### Data records ###

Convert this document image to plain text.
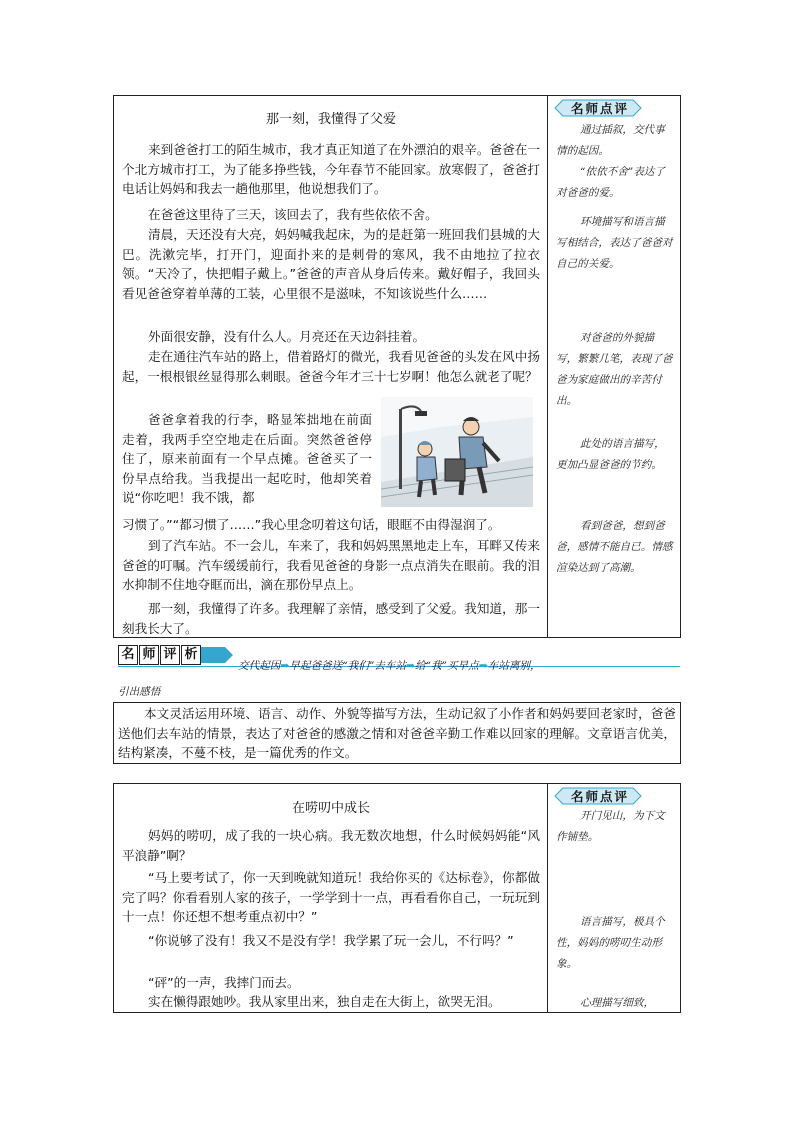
那一刻，我懂得了父爱
来到爸爸打工的陌生城市，我才真正知道了在外漂泊的艰辛。爸爸在一个北方城市打工，为了能多挣些钱，今年春节不能回家。放寒假了，爸爸打电话让妈妈和我去一趟他那里，他说想我们了。
在爸爸这里待了三天，该回去了，我有些依依不舍。
清晨，天还没有大亮，妈妈喊我起床，为的是赶第一班回我们县城的大巴。洗漱完毕，打开门，迎面扑来的是刺骨的寒风，我不由地拉了拉衣领。“天冷了，快把帽子戴上。”爸爸的声音从身后传来。戴好帽子，我回头看见爸爸穿着单薄的工装，心里很不是滋味，不知该说些什么……
外面很安静，没有什么人。月亮还在天边斜挂着。
走在通往汽车站的路上，借着路灯的微光，我看见爸爸的头发在风中扬起，一根根银丝显得那么刺眼。爸爸今年才三十七岁啊！他怎么就老了呢？
爸爸拿着我的行李，略显笨拙地在前面走着，我两手空空地走在后面。突然爸爸停住了，原来前面有一个早点摊。爸爸买了一份早点给我。当我提出一起吃时，他却笑着说“你吃吧！我不饿，都
习惯了。”“都习惯了……”我心里念叨着这句话，眼眶不由得湿润了。
到了汽车站。不一会儿，车来了，我和妈妈黑黑地走上车，耳畔又传来爸爸的叮嘱。汽车缓缓前行，我看见爸爸的身影一点点消失在眼前。我的泪水抑制不住地夺眶而出，滴在那份早点上。
那一刻，我懂得了许多。我理解了亲情，感受到了父爱。我知道，那一刻我长大了。
名师点评
通过插叙，交代事情的起因。
“依依不舍”表达了对爸爸的爱。
环境描写和语言描写相结合，表达了爸爸对自己的关爱。
对爸爸的外貌描写，繁繁几笔，表现了爸爸为家庭做出的辛苦付出。
此处的语言描写，更加凸显爸爸的节约。
看到爸爸，想到爸爸，感情不能自已。情感渲染达到了高潮。
名 师 评 析
交代起因➡早起爸爸送“我们”去车站➡给“我”买早点➡车站离别，
引出感悟
本文灵活运用环境、语言、动作、外貌等描写方法，生动记叙了小作者和妈妈要回老家时，爸爸送他们去车站的情景，表达了对爸爸的感激之情和对爸爸辛勤工作难以回家的理解。文章语言优美，结构紧凑，不蔓不枝，是一篇优秀的作文。
在唠叨中成长
妈妈的唠叨，成了我的一块心病。我无数次地想，什么时候妈妈能“风平浪静”啊？
“马上要考试了，你一天到晚就知道玩！我给你买的《达标卷》，你都做完了吗？你看看别人家的孩子，一学学到十一点，再看看你自己，一玩玩到十一点！你还想不想考重点初中？”
“你说够了没有！我又不是没有学！我学累了玩一会儿，不行吗？”
“砰”的一声，我摔门而去。
实在懒得跟她吵。我从家里出来，独自走在大街上，欲哭无泪。
名师点评
开门见山，为下文作铺垫。
语言描写，极具个性，妈妈的唠叨生动形象。
心理描写细致，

###

● **Do this**:
Every entry must be reproduced exactly, with the images left out.

● **Exercise solution**:
Convert this document image to plain text.
那一刻，我懂得了父爱
来到爸爸打工的陌生城市，我才真正知道了在外漂泊的艰辛。爸爸在一个北方城市打工，为了能多挣些钱，今年春节不能回家。放寒假了，爸爸打电话让妈妈和我去一趟他那里，他说想我们了。
在爸爸这里待了三天，该回去了，我有些依依不舍。
清晨，天还没有大亮，妈妈喊我起床，为的是赶第一班回我们县城的大巴。洗漱完毕，打开门，迎面扑来的是刺骨的寒风，我不由地拉了拉衣领。“天冷了，快把帽子戴上。”爸爸的声音从身后传来。戴好帽子，我回头看见爸爸穿着单薄的工装，心里很不是滋味，不知该说些什么……
外面很安静，没有什么人。月亮还在天边斜挂着。
走在通往汽车站的路上，借着路灯的微光，我看见爸爸的头发在风中扬起，一根根银丝显得那么刺眼。爸爸今年才三十七岁啊！他怎么就老了呢？
爸爸拿着我的行李，略显笨拙地在前面走着，我两手空空地走在后面。突然爸爸停住了，原来前面有一个早点摊。爸爸买了一份早点给我。当我提出一起吃时，他却笑着说“你吃吧！我不饿，都
习惯了。”“都习惯了……”我心里念叨着这句话，眼眶不由得湿润了。
到了汽车站。不一会儿，车来了，我和妈妈黑黑地走上车，耳畔又传来爸爸的叮嘱。汽车缓缓前行，我看见爸爸的身影一点点消失在眼前。我的泪水抑制不住地夺眶而出，滴在那份早点上。
那一刻，我懂得了许多。我理解了亲情，感受到了父爱。我知道，那一刻我长大了。
名师点评
通过插叙，交代事情的起因。
“依依不舍”表达了对爸爸的爱。
环境描写和语言描写相结合，表达了爸爸对自己的关爱。
对爸爸的外貌描写，繁繁几笔，表现了爸爸为家庭做出的辛苦付出。
此处的语言描写，更加凸显爸爸的节约。
看到爸爸，想到爸爸，感情不能自已。情感渲染达到了高潮。
名 师 评 析
交代起因➡早起爸爸送“我们”去车站➡给“我”买早点➡车站离别，
引出感悟
本文灵活运用环境、语言、动作、外貌等描写方法，生动记叙了小作者和妈妈要回老家时，爸爸送他们去车站的情景，表达了对爸爸的感激之情和对爸爸辛勤工作难以回家的理解。文章语言优美，结构紧凑，不蔓不枝，是一篇优秀的作文。
在唠叨中成长
妈妈的唠叨，成了我的一块心病。我无数次地想，什么时候妈妈能“风平浪静”啊？
“马上要考试了，你一天到晚就知道玩！我给你买的《达标卷》，你都做完了吗？你看看别人家的孩子，一学学到十一点，再看看你自己，一玩玩到十一点！你还想不想考重点初中？”
“你说够了没有！我又不是没有学！我学累了玩一会儿，不行吗？”
“砰”的一声，我摔门而去。
实在懒得跟她吵。我从家里出来，独自走在大街上，欲哭无泪。
名师点评
开门见山，为下文作铺垫。
语言描写，极具个性，妈妈的唠叨生动形象。
心理描写细致，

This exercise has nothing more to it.